> [Material for this task]:

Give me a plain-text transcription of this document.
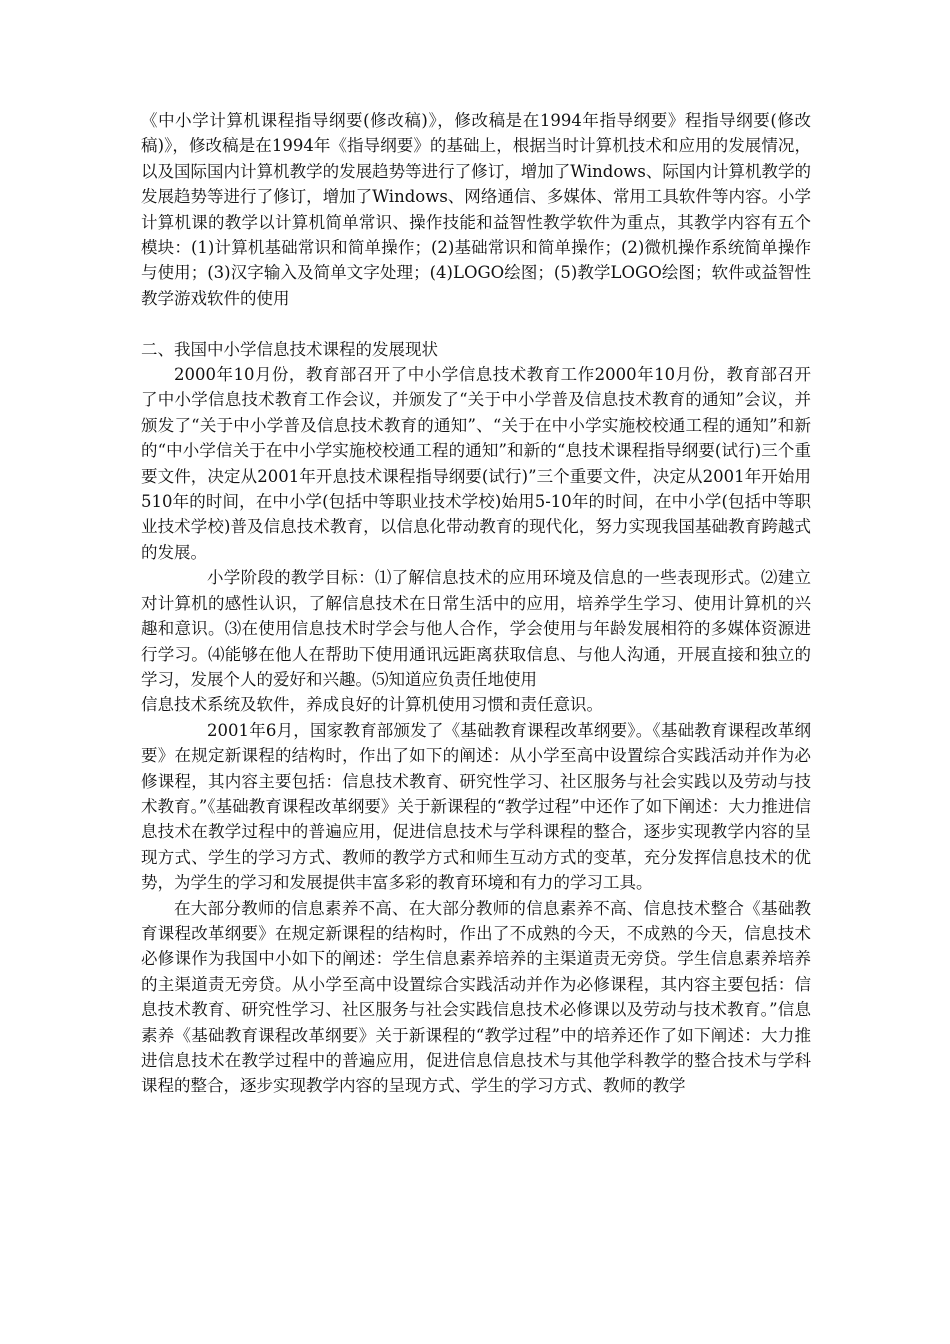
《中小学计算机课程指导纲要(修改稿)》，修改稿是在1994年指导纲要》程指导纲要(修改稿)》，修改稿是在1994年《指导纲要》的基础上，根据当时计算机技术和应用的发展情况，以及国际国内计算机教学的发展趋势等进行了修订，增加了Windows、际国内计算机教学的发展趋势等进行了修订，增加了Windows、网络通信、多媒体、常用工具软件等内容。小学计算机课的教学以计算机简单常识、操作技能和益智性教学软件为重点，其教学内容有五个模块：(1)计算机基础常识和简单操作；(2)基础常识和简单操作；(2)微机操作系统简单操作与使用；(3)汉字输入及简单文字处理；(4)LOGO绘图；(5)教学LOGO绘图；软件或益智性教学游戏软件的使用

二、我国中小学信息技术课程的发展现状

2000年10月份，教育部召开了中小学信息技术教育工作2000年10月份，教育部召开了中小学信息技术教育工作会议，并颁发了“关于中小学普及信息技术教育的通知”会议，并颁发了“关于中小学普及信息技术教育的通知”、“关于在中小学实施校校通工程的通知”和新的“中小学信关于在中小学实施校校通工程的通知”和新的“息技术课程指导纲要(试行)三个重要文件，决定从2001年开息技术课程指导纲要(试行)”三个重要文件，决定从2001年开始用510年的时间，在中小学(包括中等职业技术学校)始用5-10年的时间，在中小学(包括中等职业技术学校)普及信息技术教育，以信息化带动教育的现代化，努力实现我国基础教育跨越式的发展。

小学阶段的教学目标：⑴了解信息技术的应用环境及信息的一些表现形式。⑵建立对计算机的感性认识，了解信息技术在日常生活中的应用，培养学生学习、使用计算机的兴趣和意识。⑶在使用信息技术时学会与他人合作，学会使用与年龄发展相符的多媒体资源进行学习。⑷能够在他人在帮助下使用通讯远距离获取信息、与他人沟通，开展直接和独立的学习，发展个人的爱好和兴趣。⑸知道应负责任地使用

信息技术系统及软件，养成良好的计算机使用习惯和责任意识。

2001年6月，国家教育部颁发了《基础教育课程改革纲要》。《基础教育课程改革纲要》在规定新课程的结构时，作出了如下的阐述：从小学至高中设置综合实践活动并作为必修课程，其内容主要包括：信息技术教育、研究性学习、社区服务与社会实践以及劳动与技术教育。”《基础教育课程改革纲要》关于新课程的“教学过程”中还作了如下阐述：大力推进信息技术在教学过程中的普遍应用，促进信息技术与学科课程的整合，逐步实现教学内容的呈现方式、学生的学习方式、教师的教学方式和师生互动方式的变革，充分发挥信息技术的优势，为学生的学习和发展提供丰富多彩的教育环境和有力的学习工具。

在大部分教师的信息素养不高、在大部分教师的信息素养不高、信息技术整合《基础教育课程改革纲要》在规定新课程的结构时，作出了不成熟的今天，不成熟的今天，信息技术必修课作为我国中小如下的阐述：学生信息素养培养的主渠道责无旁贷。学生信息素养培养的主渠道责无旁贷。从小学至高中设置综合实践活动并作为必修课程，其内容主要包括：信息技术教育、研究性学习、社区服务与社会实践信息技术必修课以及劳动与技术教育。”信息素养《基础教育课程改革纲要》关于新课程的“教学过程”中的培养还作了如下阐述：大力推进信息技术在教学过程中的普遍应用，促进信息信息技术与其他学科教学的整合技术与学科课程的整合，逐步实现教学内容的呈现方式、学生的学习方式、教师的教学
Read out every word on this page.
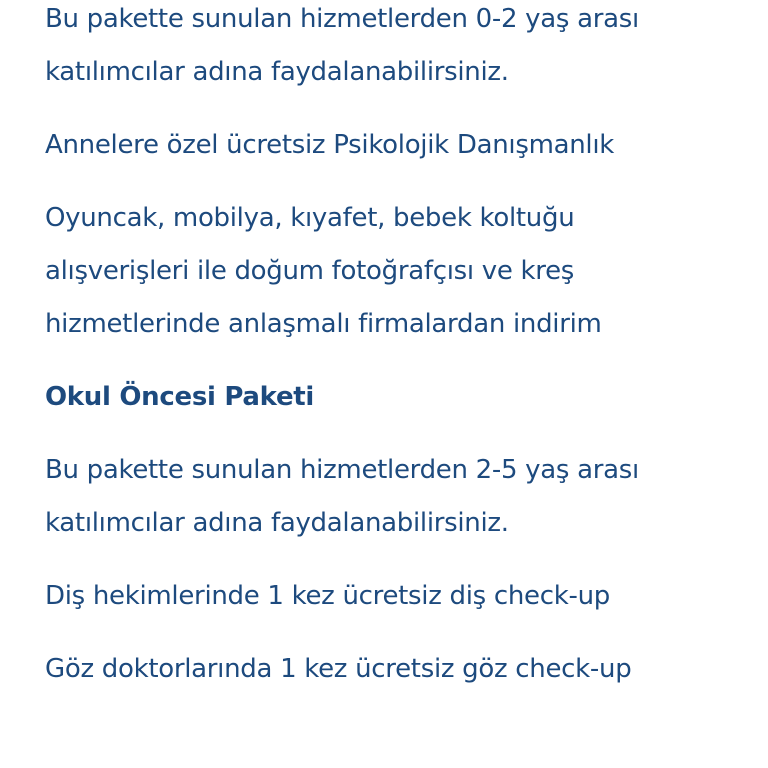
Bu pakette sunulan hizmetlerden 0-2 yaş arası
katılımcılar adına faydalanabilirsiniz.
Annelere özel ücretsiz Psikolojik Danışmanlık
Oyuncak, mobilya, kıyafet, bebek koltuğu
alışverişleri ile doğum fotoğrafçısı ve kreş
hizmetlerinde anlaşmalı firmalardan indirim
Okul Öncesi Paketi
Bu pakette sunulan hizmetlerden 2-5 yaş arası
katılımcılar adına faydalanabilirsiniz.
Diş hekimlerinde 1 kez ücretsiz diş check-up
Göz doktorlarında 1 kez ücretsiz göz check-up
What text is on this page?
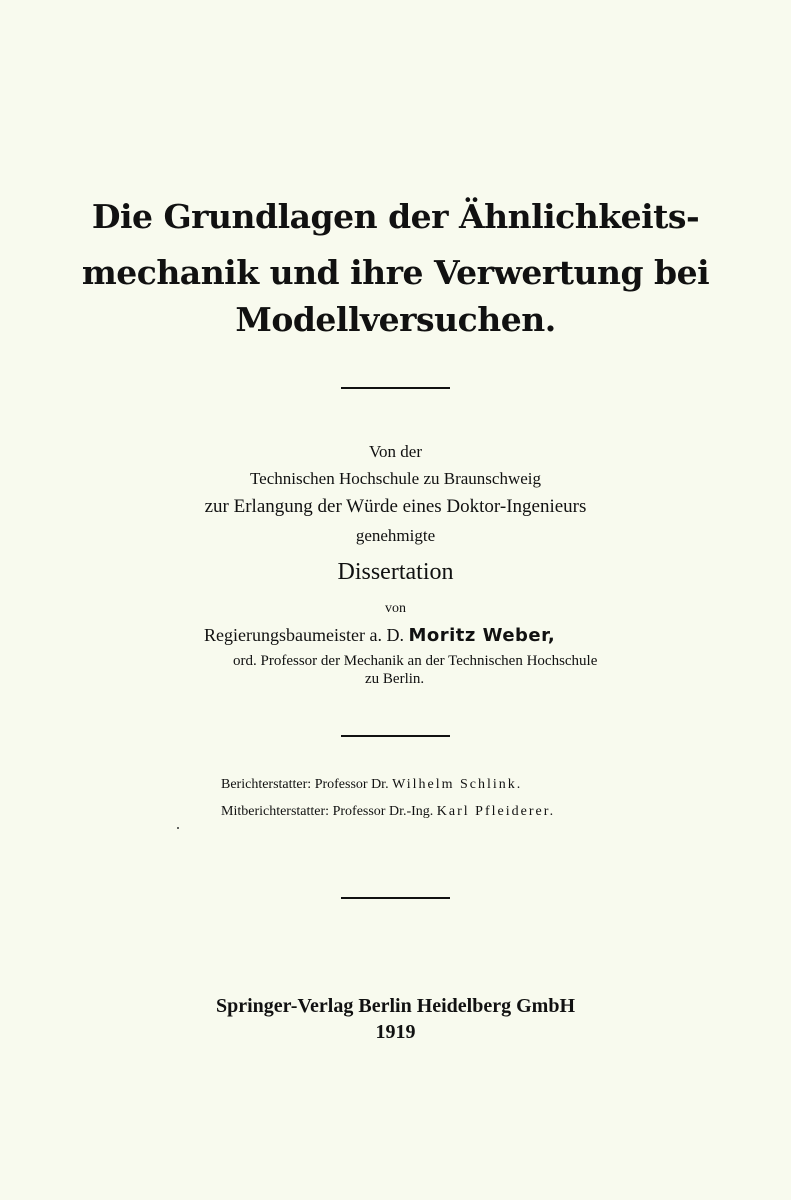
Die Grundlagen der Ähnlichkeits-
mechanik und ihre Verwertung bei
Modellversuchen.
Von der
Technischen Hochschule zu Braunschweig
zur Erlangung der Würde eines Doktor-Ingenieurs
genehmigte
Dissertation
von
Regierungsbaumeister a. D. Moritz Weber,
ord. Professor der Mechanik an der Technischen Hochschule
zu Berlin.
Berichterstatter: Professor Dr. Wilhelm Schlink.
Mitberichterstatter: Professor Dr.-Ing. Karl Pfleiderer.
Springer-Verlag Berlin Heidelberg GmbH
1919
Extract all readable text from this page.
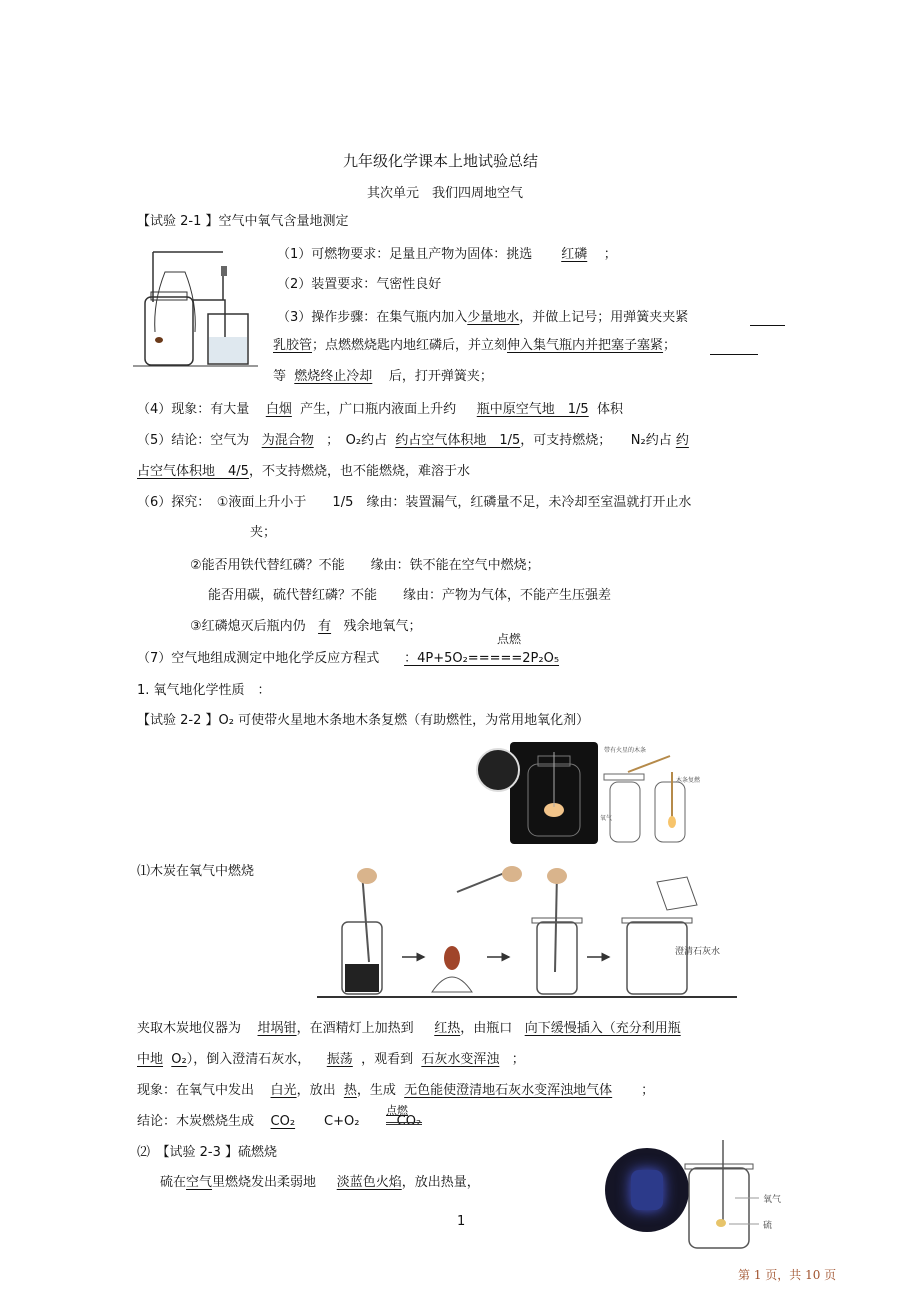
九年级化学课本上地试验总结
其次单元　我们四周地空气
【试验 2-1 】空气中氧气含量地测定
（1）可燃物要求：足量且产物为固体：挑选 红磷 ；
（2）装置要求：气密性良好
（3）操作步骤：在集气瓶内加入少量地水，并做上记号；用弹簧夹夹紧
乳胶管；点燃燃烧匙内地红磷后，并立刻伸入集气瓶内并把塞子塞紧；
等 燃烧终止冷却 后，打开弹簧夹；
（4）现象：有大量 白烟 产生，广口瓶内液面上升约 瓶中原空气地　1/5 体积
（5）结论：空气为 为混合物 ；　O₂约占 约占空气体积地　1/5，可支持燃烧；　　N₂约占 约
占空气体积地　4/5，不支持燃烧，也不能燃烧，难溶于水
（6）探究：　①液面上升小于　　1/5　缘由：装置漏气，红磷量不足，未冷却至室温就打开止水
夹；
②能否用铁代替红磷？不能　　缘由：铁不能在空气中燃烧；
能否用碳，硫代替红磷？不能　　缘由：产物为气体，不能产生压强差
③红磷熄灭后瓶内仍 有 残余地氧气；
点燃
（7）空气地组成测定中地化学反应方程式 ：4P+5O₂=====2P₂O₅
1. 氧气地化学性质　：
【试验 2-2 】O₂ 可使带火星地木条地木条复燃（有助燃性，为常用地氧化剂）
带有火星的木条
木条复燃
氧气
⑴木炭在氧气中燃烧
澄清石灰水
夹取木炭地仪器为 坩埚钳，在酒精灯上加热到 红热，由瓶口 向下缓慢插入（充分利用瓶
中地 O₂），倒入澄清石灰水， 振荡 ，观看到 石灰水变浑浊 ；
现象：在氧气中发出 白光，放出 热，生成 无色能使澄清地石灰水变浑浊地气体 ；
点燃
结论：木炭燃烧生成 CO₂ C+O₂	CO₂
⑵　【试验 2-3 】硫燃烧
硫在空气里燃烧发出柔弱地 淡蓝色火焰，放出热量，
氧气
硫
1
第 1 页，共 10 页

> [Your goal]:
Out of the material above, select every line that holds the string "在规定新课程的结构时".

> [Answer for this exercise]:
2001年6月，国家教育部颁发了《基础教育课程改革纲要》。《基础教育课程改革纲要》在规定新课程的结构时，作出了如下的阐述：从小学至高中设置综合实践活动并作为必修课程，其内容主要包括：信息技术教育、研究性学习、社区服务与社会实践以及劳动与技术教育。”《基础教育课程改革纲要》关于新课程的“教学过程”中还作了如下阐述：大力推进信息技术在教学过程中的普遍应用，促进信息技术与学科课程的整合，逐步实现教学内容的呈现方式、学生的学习方式、教师的教学方式和师生互动方式的变革，充分发挥信息技术的优势，为学生的学习和发展提供丰富多彩的教育环境和有力的学习工具。
在大部分教师的信息素养不高、在大部分教师的信息素养不高、信息技术整合《基础教育课程改革纲要》在规定新课程的结构时，作出了不成熟的今天，不成熟的今天，信息技术必修课作为我国中小如下的阐述：学生信息素养培养的主渠道责无旁贷。学生信息素养培养的主渠道责无旁贷。从小学至高中设置综合实践活动并作为必修课程，其内容主要包括：信息技术教育、研究性学习、社区服务与社会实践信息技术必修课以及劳动与技术教育。”信息素养《基础教育课程改革纲要》关于新课程的“教学过程”中的培养还作了如下阐述：大力推进信息技术在教学过程中的普遍应用，促进信息信息技术与其他学科教学的整合技术与学科课程的整合，逐步实现教学内容的呈现方式、学生的学习方式、教师的教学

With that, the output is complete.